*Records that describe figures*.
::::::::::
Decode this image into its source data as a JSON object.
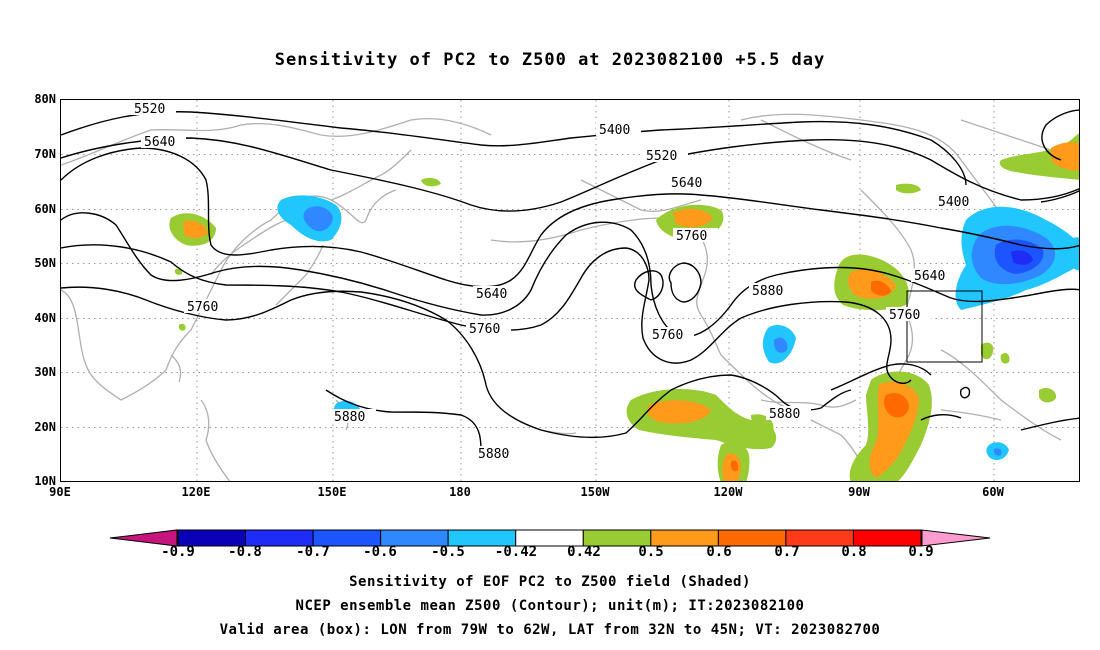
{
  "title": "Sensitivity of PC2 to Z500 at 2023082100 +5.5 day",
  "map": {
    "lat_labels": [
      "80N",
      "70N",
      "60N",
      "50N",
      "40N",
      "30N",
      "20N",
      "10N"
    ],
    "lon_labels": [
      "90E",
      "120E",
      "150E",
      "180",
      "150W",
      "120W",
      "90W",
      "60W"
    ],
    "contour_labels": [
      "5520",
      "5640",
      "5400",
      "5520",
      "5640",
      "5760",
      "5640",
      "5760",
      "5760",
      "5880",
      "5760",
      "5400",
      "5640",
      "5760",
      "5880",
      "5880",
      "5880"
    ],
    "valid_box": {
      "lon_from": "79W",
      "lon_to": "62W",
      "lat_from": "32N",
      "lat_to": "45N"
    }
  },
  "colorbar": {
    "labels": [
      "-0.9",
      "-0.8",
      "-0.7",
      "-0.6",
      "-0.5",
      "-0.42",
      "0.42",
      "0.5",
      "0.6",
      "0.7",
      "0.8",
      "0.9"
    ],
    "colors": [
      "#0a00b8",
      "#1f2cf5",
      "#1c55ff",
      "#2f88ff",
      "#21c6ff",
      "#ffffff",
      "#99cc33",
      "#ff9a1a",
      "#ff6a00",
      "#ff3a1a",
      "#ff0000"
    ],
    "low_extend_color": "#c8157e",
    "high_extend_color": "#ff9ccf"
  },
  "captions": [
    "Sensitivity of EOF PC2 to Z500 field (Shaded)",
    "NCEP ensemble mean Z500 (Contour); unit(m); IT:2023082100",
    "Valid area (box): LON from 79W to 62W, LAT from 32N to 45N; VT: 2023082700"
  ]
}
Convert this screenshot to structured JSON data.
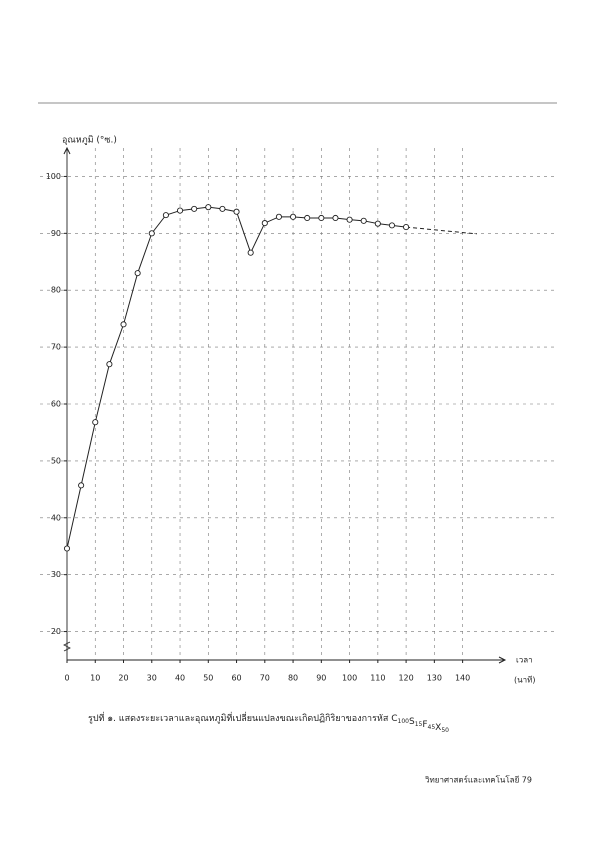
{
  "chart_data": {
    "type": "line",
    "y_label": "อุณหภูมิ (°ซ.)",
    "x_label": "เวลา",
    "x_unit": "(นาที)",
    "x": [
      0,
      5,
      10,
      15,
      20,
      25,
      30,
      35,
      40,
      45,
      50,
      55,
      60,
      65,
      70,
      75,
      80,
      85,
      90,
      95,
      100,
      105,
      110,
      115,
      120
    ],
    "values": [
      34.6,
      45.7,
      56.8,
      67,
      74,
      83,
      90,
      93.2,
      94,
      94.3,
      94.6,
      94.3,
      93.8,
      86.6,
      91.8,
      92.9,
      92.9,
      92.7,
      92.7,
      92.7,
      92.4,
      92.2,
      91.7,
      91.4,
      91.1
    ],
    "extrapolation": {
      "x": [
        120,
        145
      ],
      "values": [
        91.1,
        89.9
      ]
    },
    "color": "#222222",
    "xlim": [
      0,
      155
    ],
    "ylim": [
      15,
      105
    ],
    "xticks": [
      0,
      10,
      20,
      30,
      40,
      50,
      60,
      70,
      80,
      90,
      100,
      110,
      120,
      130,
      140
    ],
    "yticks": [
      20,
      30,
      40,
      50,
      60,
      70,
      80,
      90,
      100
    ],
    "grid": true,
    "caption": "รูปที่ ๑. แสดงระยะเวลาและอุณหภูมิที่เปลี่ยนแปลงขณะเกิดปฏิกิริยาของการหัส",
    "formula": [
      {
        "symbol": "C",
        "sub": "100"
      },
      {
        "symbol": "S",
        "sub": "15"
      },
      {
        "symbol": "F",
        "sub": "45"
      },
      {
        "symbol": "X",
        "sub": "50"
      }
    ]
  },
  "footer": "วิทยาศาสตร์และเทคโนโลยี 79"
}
::::::::::
*Exercise details*.
Pictures are not part of the copy; output everything else in the records exactly.

*Answer to this task*.
Decode this image into its source data as a JSON object.
{
  "title": "Sensitivity of PC2 to Z500 at 2023082100 +5.5 day",
  "map": {
    "lat_labels": [
      "80N",
      "70N",
      "60N",
      "50N",
      "40N",
      "30N",
      "20N",
      "10N"
    ],
    "lon_labels": [
      "90E",
      "120E",
      "150E",
      "180",
      "150W",
      "120W",
      "90W",
      "60W"
    ],
    "contour_labels": [
      "5520",
      "5640",
      "5400",
      "5520",
      "5640",
      "5760",
      "5640",
      "5760",
      "5760",
      "5880",
      "5760",
      "5400",
      "5640",
      "5760",
      "5880",
      "5880",
      "5880"
    ],
    "valid_box": {
      "lon_from": "79W",
      "lon_to": "62W",
      "lat_from": "32N",
      "lat_to": "45N"
    }
  },
  "colorbar": {
    "labels": [
      "-0.9",
      "-0.8",
      "-0.7",
      "-0.6",
      "-0.5",
      "-0.42",
      "0.42",
      "0.5",
      "0.6",
      "0.7",
      "0.8",
      "0.9"
    ],
    "colors": [
      "#0a00b8",
      "#1f2cf5",
      "#1c55ff",
      "#2f88ff",
      "#21c6ff",
      "#ffffff",
      "#99cc33",
      "#ff9a1a",
      "#ff6a00",
      "#ff3a1a",
      "#ff0000"
    ],
    "low_extend_color": "#c8157e",
    "high_extend_color": "#ff9ccf"
  },
  "captions": [
    "Sensitivity of EOF PC2 to Z500 field (Shaded)",
    "NCEP ensemble mean Z500 (Contour); unit(m); IT:2023082100",
    "Valid area (box): LON from 79W to 62W, LAT from 32N to 45N; VT: 2023082700"
  ]
}
Convert this screenshot to structured JSON data.
{
  "chart_data": {
    "type": "line",
    "y_label": "อุณหภูมิ (°ซ.)",
    "x_label": "เวลา",
    "x_unit": "(นาที)",
    "x": [
      0,
      5,
      10,
      15,
      20,
      25,
      30,
      35,
      40,
      45,
      50,
      55,
      60,
      65,
      70,
      75,
      80,
      85,
      90,
      95,
      100,
      105,
      110,
      115,
      120
    ],
    "values": [
      34.6,
      45.7,
      56.8,
      67,
      74,
      83,
      90,
      93.2,
      94,
      94.3,
      94.6,
      94.3,
      93.8,
      86.6,
      91.8,
      92.9,
      92.9,
      92.7,
      92.7,
      92.7,
      92.4,
      92.2,
      91.7,
      91.4,
      91.1
    ],
    "extrapolation": {
      "x": [
        120,
        145
      ],
      "values": [
        91.1,
        89.9
      ]
    },
    "color": "#222222",
    "xlim": [
      0,
      155
    ],
    "ylim": [
      15,
      105
    ],
    "xticks": [
      0,
      10,
      20,
      30,
      40,
      50,
      60,
      70,
      80,
      90,
      100,
      110,
      120,
      130,
      140
    ],
    "yticks": [
      20,
      30,
      40,
      50,
      60,
      70,
      80,
      90,
      100
    ],
    "grid": true,
    "caption": "รูปที่ ๑. แสดงระยะเวลาและอุณหภูมิที่เปลี่ยนแปลงขณะเกิดปฏิกิริยาของการหัส",
    "formula": [
      {
        "symbol": "C",
        "sub": "100"
      },
      {
        "symbol": "S",
        "sub": "15"
      },
      {
        "symbol": "F",
        "sub": "45"
      },
      {
        "symbol": "X",
        "sub": "50"
      }
    ]
  },
  "footer": "วิทยาศาสตร์และเทคโนโลยี 79"
}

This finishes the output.